**SHORT EXERCISE**.
Copy out each line of the material in which the word "this" appears.
_____
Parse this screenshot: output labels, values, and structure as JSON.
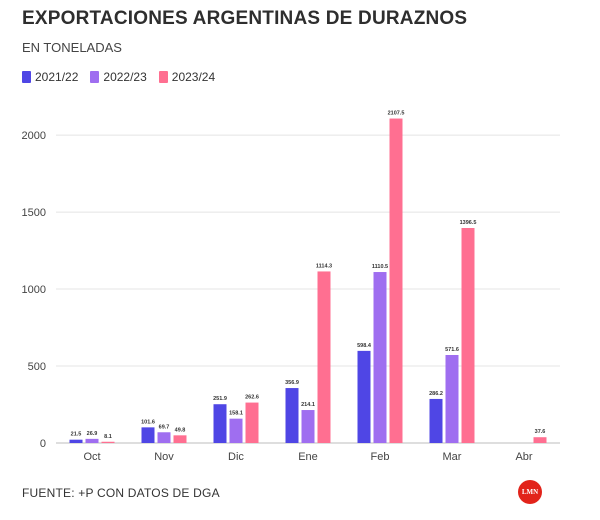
{
  "title": "EXPORTACIONES ARGENTINAS DE DURAZNOS",
  "subtitle": "EN TONELADAS",
  "footer": "FUENTE: +P CON DATOS DE DGA",
  "logo_text": "LMN",
  "colors": {
    "s2122": "#4f46e5",
    "s2223": "#9f6ef0",
    "s2324": "#ff6f91",
    "grid": "#e4e4e4",
    "axis": "#bdbdbd"
  },
  "chart_data": {
    "type": "bar",
    "categories": [
      "Oct",
      "Nov",
      "Dic",
      "Ene",
      "Feb",
      "Mar",
      "Abr"
    ],
    "series": [
      {
        "name": "2021/22",
        "values": [
          21.5,
          101.6,
          251.9,
          356.9,
          598.4,
          286.2,
          null
        ]
      },
      {
        "name": "2022/23",
        "values": [
          26.9,
          69.7,
          158.1,
          214.1,
          1110.5,
          571.6,
          null
        ]
      },
      {
        "name": "2023/24",
        "values": [
          8.1,
          49.8,
          262.6,
          1114.3,
          2107.5,
          1396.5,
          37.6
        ]
      }
    ],
    "data_labels": [
      [
        "21.5",
        "101.6",
        "251.9",
        "356.9",
        "598.4",
        "286.2",
        null
      ],
      [
        "26.9",
        "69.7",
        "158.1",
        "214.1",
        "1110.5",
        "571.6",
        null
      ],
      [
        "8.1",
        "49.8",
        "262.6",
        "1114.3",
        "2107.5",
        "1396.5",
        "37.6"
      ]
    ],
    "yticks": [
      0,
      500,
      1000,
      1500,
      2000
    ],
    "ylim": [
      0,
      2150
    ],
    "grid": true,
    "legend": "top-left"
  }
}
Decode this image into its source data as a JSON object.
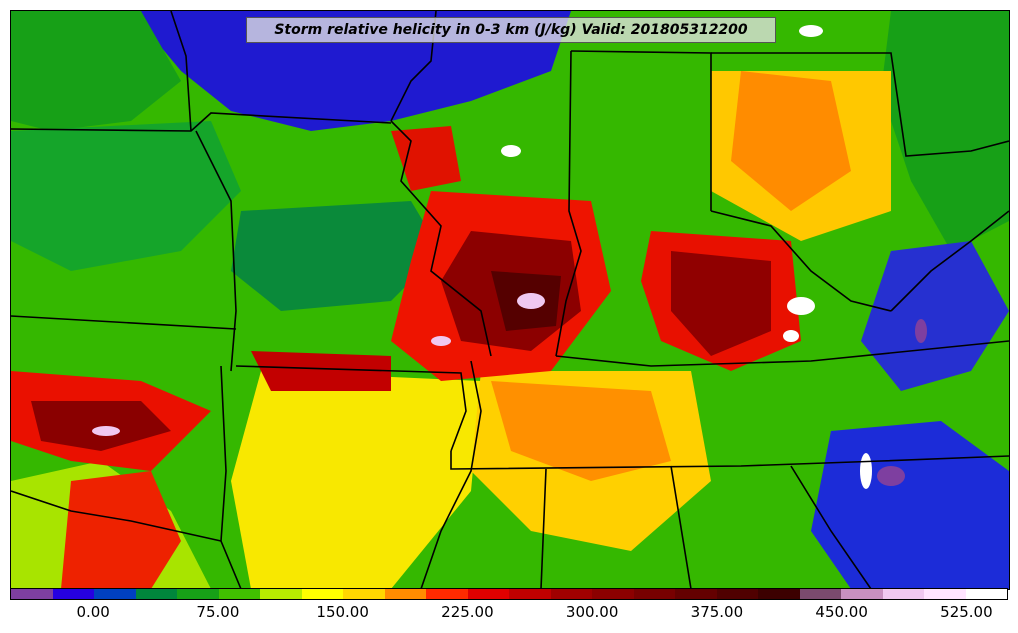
{
  "title": "Storm relative helicity in 0-3 km (J/kg) Valid: 201805312200",
  "colorbar": {
    "colors": [
      "#7e3fa0",
      "#2600e0",
      "#0040c0",
      "#00863c",
      "#17a017",
      "#41c000",
      "#b8ec00",
      "#ffff00",
      "#ffd700",
      "#ff8c00",
      "#ff2a00",
      "#e00000",
      "#c00000",
      "#a00000",
      "#8c0000",
      "#780000",
      "#640000",
      "#500000",
      "#3c0000",
      "#7b4a6e",
      "#c890c0",
      "#f0c8f0",
      "#ffe4ff",
      "#ffffff"
    ],
    "tick_labels": [
      "0.00",
      "75.00",
      "150.00",
      "225.00",
      "300.00",
      "375.00",
      "450.00",
      "525.00"
    ]
  }
}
_____
**RESPONSE TO THE EXERCISE**.
Parse this screenshot: output labels, values, and structure as JSON.
Decode this image into its source data as a JSON object.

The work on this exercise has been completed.